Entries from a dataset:
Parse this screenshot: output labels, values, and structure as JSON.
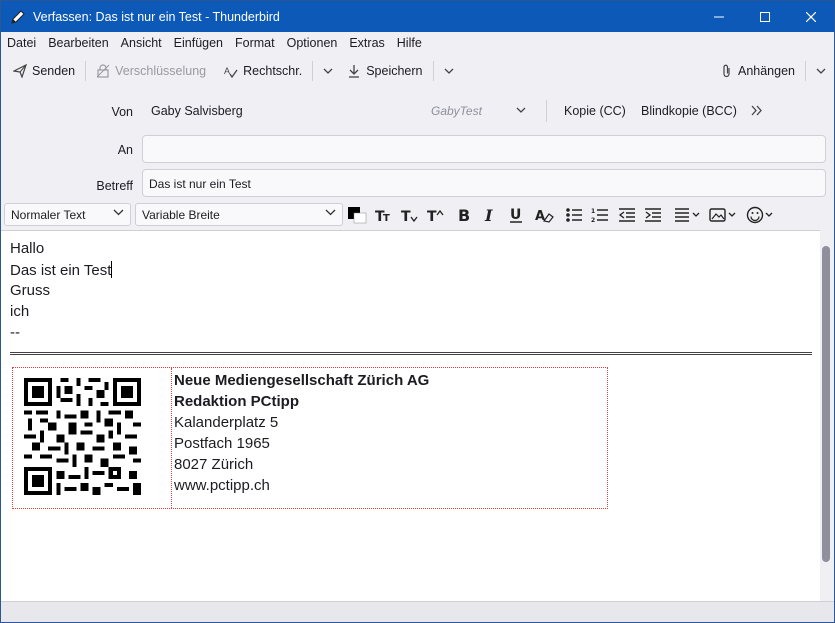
{
  "window": {
    "title": "Verfassen: Das ist nur ein Test - Thunderbird"
  },
  "menu": {
    "items": [
      "Datei",
      "Bearbeiten",
      "Ansicht",
      "Einfügen",
      "Format",
      "Optionen",
      "Extras",
      "Hilfe"
    ]
  },
  "toolbar": {
    "send_label": "Senden",
    "encrypt_label": "Verschlüsselung",
    "spellcheck_label": "Rechtschr.",
    "save_label": "Speichern",
    "attach_label": "Anhängen"
  },
  "header": {
    "from_label": "Von",
    "from_name": "Gaby Salvisberg",
    "identity": "GabyTest",
    "cc_label": "Kopie (CC)",
    "bcc_label": "Blindkopie (BCC)",
    "to_label": "An",
    "to_value": "",
    "subject_label": "Betreff",
    "subject_value": "Das ist nur ein Test"
  },
  "format": {
    "paragraph_style": "Normaler Text",
    "font": "Variable Breite"
  },
  "body": {
    "lines": [
      "Hallo",
      "Das ist ein Test",
      "Gruss",
      "ich",
      "--"
    ]
  },
  "signature": {
    "lines": [
      "Neue Mediengesellschaft Zürich AG",
      "Redaktion PCtipp",
      "Kalanderplatz 5",
      "Postfach 1965",
      "8027 Zürich",
      "www.pctipp.ch"
    ]
  },
  "colors": {
    "titlebar": "#0c59b8",
    "signature_border": "#dd4444"
  }
}
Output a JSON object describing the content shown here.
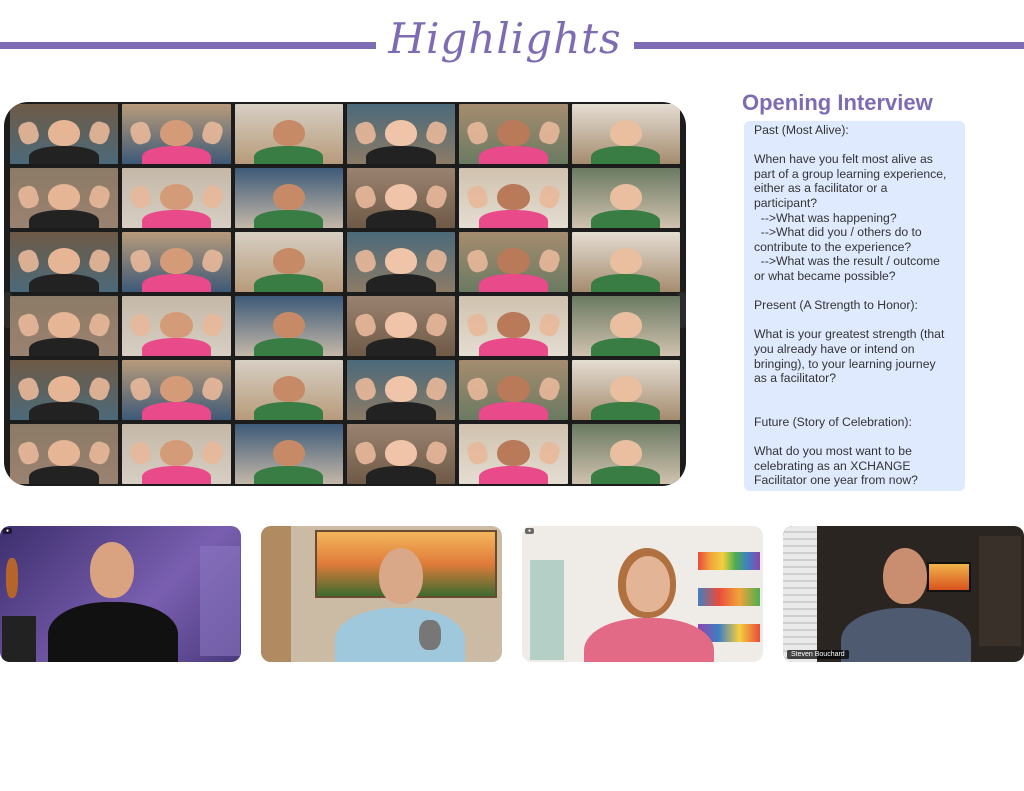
{
  "header": {
    "title": "Highlights"
  },
  "interview": {
    "title": "Opening Interview",
    "lines": [
      "Past (Most Alive):",
      "",
      "When have you felt most alive as",
      "part of a group learning experience,",
      "either as a facilitator or a",
      "participant?",
      "  -->What was happening?",
      "  -->What did you / others do to",
      "contribute to the experience?",
      "  -->What was the result / outcome",
      "or what became possible?",
      "",
      "Present (A Strength to Honor):",
      "",
      "What is your greatest strength (that",
      "you already have or intend on",
      "bringing), to your learning journey",
      "as a facilitator?",
      "",
      "",
      "Future (Story of Celebration):",
      "",
      "What do you most want to be",
      "celebrating as an XCHANGE",
      "Facilitator one year from now?"
    ]
  },
  "speakers": [
    {
      "name": "",
      "bg": "#5b4b8f"
    },
    {
      "name": "",
      "bg": "#c9b9a2"
    },
    {
      "name": "",
      "bg": "#e8e4de"
    },
    {
      "name": "Steven Bouchard",
      "bg": "#2b2521"
    }
  ],
  "colors": {
    "accent": "#7d6cb3",
    "panel": "#dfeaff"
  }
}
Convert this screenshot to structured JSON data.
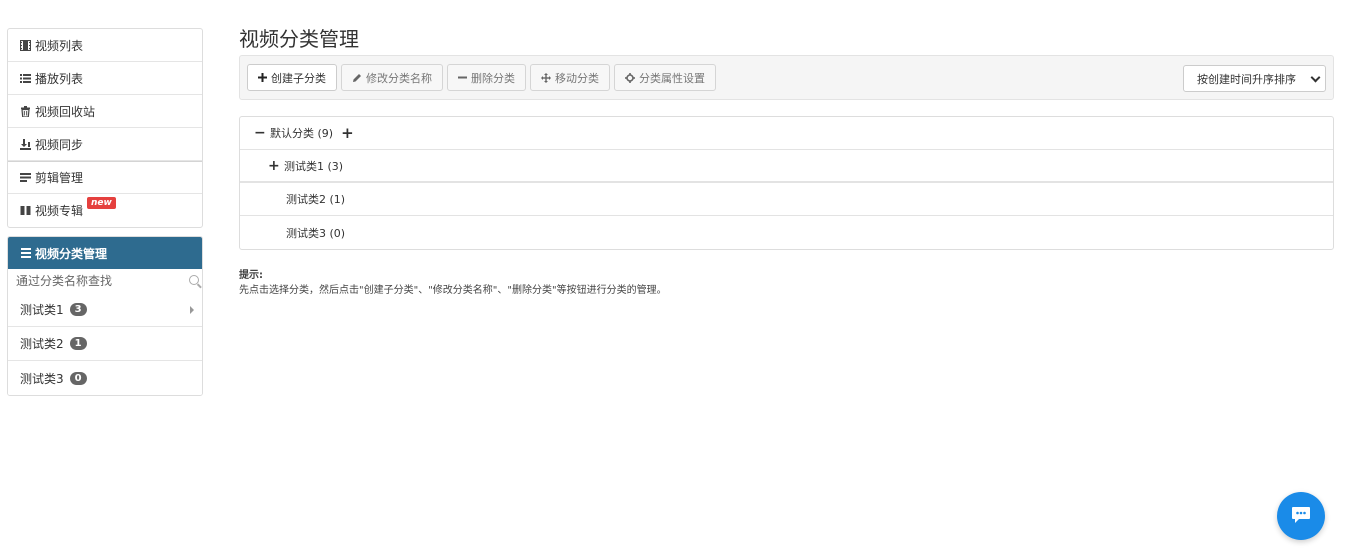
{
  "sidebar": {
    "menu": [
      {
        "label": "视频列表",
        "icon": "film-icon"
      },
      {
        "label": "播放列表",
        "icon": "list-icon"
      },
      {
        "label": "视频回收站",
        "icon": "trash-icon"
      },
      {
        "label": "视频同步",
        "icon": "sync-icon"
      },
      {
        "label": "剪辑管理",
        "icon": "edit-stack-icon"
      },
      {
        "label": "视频专辑",
        "icon": "columns-icon",
        "badge": "new"
      }
    ],
    "category_panel": {
      "title": "视频分类管理",
      "search_placeholder": "通过分类名称查找",
      "items": [
        {
          "label": "测试类1",
          "count": "3",
          "has_children": true
        },
        {
          "label": "测试类2",
          "count": "1"
        },
        {
          "label": "测试类3",
          "count": "0"
        }
      ]
    }
  },
  "main": {
    "title": "视频分类管理",
    "toolbar": {
      "create_label": "创建子分类",
      "rename_label": "修改分类名称",
      "delete_label": "删除分类",
      "move_label": "移动分类",
      "props_label": "分类属性设置",
      "sort_value": "按创建时间升序排序"
    },
    "tree": [
      {
        "label": "默认分类 (9)",
        "level": 0,
        "expanded": true
      },
      {
        "label": "测试类1 (3)",
        "level": 1,
        "expanded": false
      },
      {
        "label": "测试类2 (1)",
        "level": 1
      },
      {
        "label": "测试类3 (0)",
        "level": 1
      }
    ],
    "hint": {
      "title": "提示:",
      "text": "先点击选择分类，然后点击\"创建子分类\"、\"修改分类名称\"、\"删除分类\"等按钮进行分类的管理。"
    }
  },
  "colors": {
    "panel_header": "#2e6b8f",
    "badge_new": "#e5403e",
    "chat_button": "#1a8be8"
  }
}
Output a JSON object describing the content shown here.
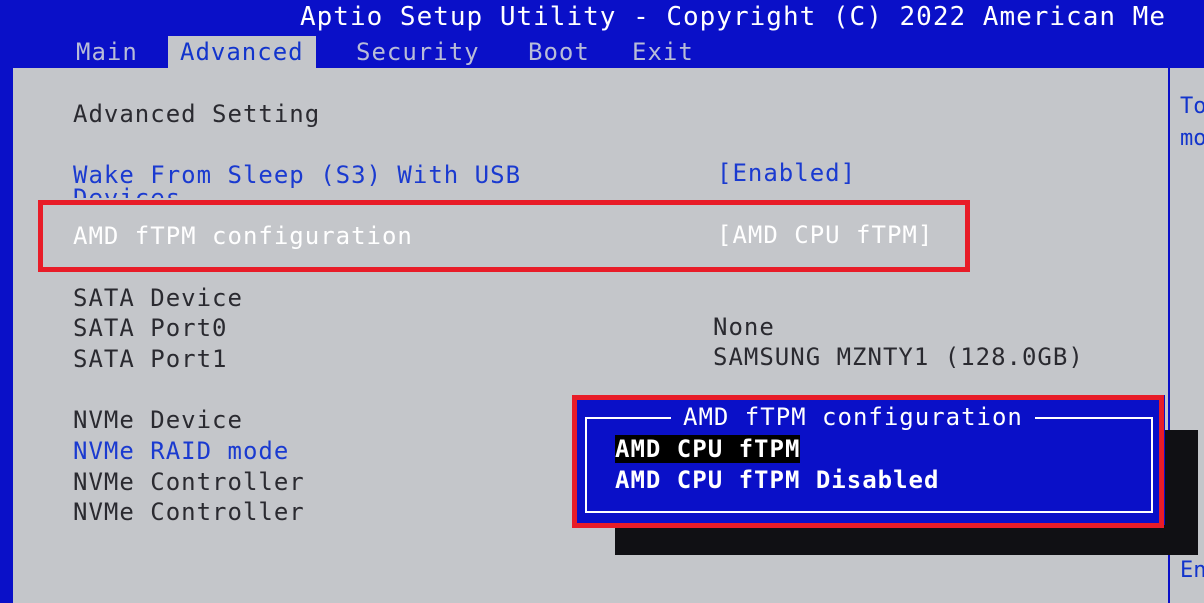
{
  "header": {
    "title": "Aptio Setup Utility - Copyright (C) 2022 American Me"
  },
  "tabs": [
    {
      "label": "Main"
    },
    {
      "label": "Advanced"
    },
    {
      "label": "Security"
    },
    {
      "label": "Boot"
    },
    {
      "label": "Exit"
    }
  ],
  "active_tab": "Advanced",
  "main": {
    "section_title": "Advanced Setting",
    "items": [
      {
        "label": "Wake From Sleep (S3) With USB",
        "label2": "Devices",
        "value": "[Enabled]"
      },
      {
        "label": "AMD fTPM configuration",
        "value": "[AMD CPU fTPM]"
      },
      {
        "label": "SATA Device"
      },
      {
        "label": "SATA Port0",
        "value": "None"
      },
      {
        "label": "SATA Port1",
        "value": "SAMSUNG MZNTY1 (128.0GB)"
      },
      {
        "label": "NVMe Device"
      },
      {
        "label": "NVMe RAID mode"
      },
      {
        "label": "NVMe Controller"
      },
      {
        "label": "NVMe Controller"
      }
    ]
  },
  "help": {
    "line1": "To",
    "line2": "mo",
    "line3": "En"
  },
  "popup": {
    "title": "AMD fTPM configuration",
    "options": [
      "AMD CPU fTPM",
      "AMD CPU fTPM Disabled"
    ],
    "selected_index": 0
  },
  "colors": {
    "bios_blue": "#0a10c8",
    "panel_gray": "#c4c6ca",
    "link_blue": "#1a3ad0",
    "highlight_red": "#e81c28"
  }
}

--- YOUR TASK ---
Reproduce each record above by retyping it exactly; omit all images.

--- FINAL ANSWER ---
Parse this screenshot: output labels, values, and structure as JSON.
{
  "window": {
    "title": "Verfassen: Das ist nur ein Test - Thunderbird"
  },
  "menu": {
    "items": [
      "Datei",
      "Bearbeiten",
      "Ansicht",
      "Einfügen",
      "Format",
      "Optionen",
      "Extras",
      "Hilfe"
    ]
  },
  "toolbar": {
    "send_label": "Senden",
    "encrypt_label": "Verschlüsselung",
    "spellcheck_label": "Rechtschr.",
    "save_label": "Speichern",
    "attach_label": "Anhängen"
  },
  "header": {
    "from_label": "Von",
    "from_name": "Gaby Salvisberg",
    "identity": "GabyTest",
    "cc_label": "Kopie (CC)",
    "bcc_label": "Blindkopie (BCC)",
    "to_label": "An",
    "to_value": "",
    "subject_label": "Betreff",
    "subject_value": "Das ist nur ein Test"
  },
  "format": {
    "paragraph_style": "Normaler Text",
    "font": "Variable Breite"
  },
  "body": {
    "lines": [
      "Hallo",
      "Das ist ein Test",
      "Gruss",
      "ich",
      "--"
    ]
  },
  "signature": {
    "lines": [
      "Neue Mediengesellschaft Zürich AG",
      "Redaktion PCtipp",
      "Kalanderplatz 5",
      "Postfach 1965",
      "8027 Zürich",
      "www.pctipp.ch"
    ]
  },
  "colors": {
    "titlebar": "#0c59b8",
    "signature_border": "#dd4444"
  }
}
Output a JSON object describing the content shown here.
{
  "header": {
    "title": "Highlights"
  },
  "interview": {
    "title": "Opening Interview",
    "lines": [
      "Past (Most Alive):",
      "",
      "When have you felt most alive as",
      "part of a group learning experience,",
      "either as a facilitator or a",
      "participant?",
      "  -->What was happening?",
      "  -->What did you / others do to",
      "contribute to the experience?",
      "  -->What was the result / outcome",
      "or what became possible?",
      "",
      "Present (A Strength to Honor):",
      "",
      "What is your greatest strength (that",
      "you already have or intend on",
      "bringing), to your learning journey",
      "as a facilitator?",
      "",
      "",
      "Future (Story of Celebration):",
      "",
      "What do you most want to be",
      "celebrating as an XCHANGE",
      "Facilitator one year from now?"
    ]
  },
  "speakers": [
    {
      "name": "",
      "bg": "#5b4b8f"
    },
    {
      "name": "",
      "bg": "#c9b9a2"
    },
    {
      "name": "",
      "bg": "#e8e4de"
    },
    {
      "name": "Steven Bouchard",
      "bg": "#2b2521"
    }
  ],
  "colors": {
    "accent": "#7d6cb3",
    "panel": "#dfeaff"
  }
}
Convert this screenshot to structured JSON data.
{
  "sidebar": {
    "menu": [
      {
        "label": "视频列表",
        "icon": "film-icon"
      },
      {
        "label": "播放列表",
        "icon": "list-icon"
      },
      {
        "label": "视频回收站",
        "icon": "trash-icon"
      },
      {
        "label": "视频同步",
        "icon": "sync-icon"
      },
      {
        "label": "剪辑管理",
        "icon": "edit-stack-icon"
      },
      {
        "label": "视频专辑",
        "icon": "columns-icon",
        "badge": "new"
      }
    ],
    "category_panel": {
      "title": "视频分类管理",
      "search_placeholder": "通过分类名称查找",
      "items": [
        {
          "label": "测试类1",
          "count": "3",
          "has_children": true
        },
        {
          "label": "测试类2",
          "count": "1"
        },
        {
          "label": "测试类3",
          "count": "0"
        }
      ]
    }
  },
  "main": {
    "title": "视频分类管理",
    "toolbar": {
      "create_label": "创建子分类",
      "rename_label": "修改分类名称",
      "delete_label": "删除分类",
      "move_label": "移动分类",
      "props_label": "分类属性设置",
      "sort_value": "按创建时间升序排序"
    },
    "tree": [
      {
        "label": "默认分类 (9)",
        "level": 0,
        "expanded": true
      },
      {
        "label": "测试类1 (3)",
        "level": 1,
        "expanded": false
      },
      {
        "label": "测试类2 (1)",
        "level": 1
      },
      {
        "label": "测试类3 (0)",
        "level": 1
      }
    ],
    "hint": {
      "title": "提示:",
      "text": "先点击选择分类，然后点击\"创建子分类\"、\"修改分类名称\"、\"删除分类\"等按钮进行分类的管理。"
    }
  },
  "colors": {
    "panel_header": "#2e6b8f",
    "badge_new": "#e5403e",
    "chat_button": "#1a8be8"
  }
}
Output a JSON object describing the content shown here.
{
  "header": {
    "title": "Aptio Setup Utility - Copyright (C) 2022 American Me"
  },
  "tabs": [
    {
      "label": "Main"
    },
    {
      "label": "Advanced"
    },
    {
      "label": "Security"
    },
    {
      "label": "Boot"
    },
    {
      "label": "Exit"
    }
  ],
  "active_tab": "Advanced",
  "main": {
    "section_title": "Advanced Setting",
    "items": [
      {
        "label": "Wake From Sleep (S3) With USB",
        "label2": "Devices",
        "value": "[Enabled]"
      },
      {
        "label": "AMD fTPM configuration",
        "value": "[AMD CPU fTPM]"
      },
      {
        "label": "SATA Device"
      },
      {
        "label": "SATA Port0",
        "value": "None"
      },
      {
        "label": "SATA Port1",
        "value": "SAMSUNG MZNTY1 (128.0GB)"
      },
      {
        "label": "NVMe Device"
      },
      {
        "label": "NVMe RAID mode"
      },
      {
        "label": "NVMe Controller"
      },
      {
        "label": "NVMe Controller"
      }
    ]
  },
  "help": {
    "line1": "To",
    "line2": "mo",
    "line3": "En"
  },
  "popup": {
    "title": "AMD fTPM configuration",
    "options": [
      "AMD CPU fTPM",
      "AMD CPU fTPM Disabled"
    ],
    "selected_index": 0
  },
  "colors": {
    "bios_blue": "#0a10c8",
    "panel_gray": "#c4c6ca",
    "link_blue": "#1a3ad0",
    "highlight_red": "#e81c28"
  }
}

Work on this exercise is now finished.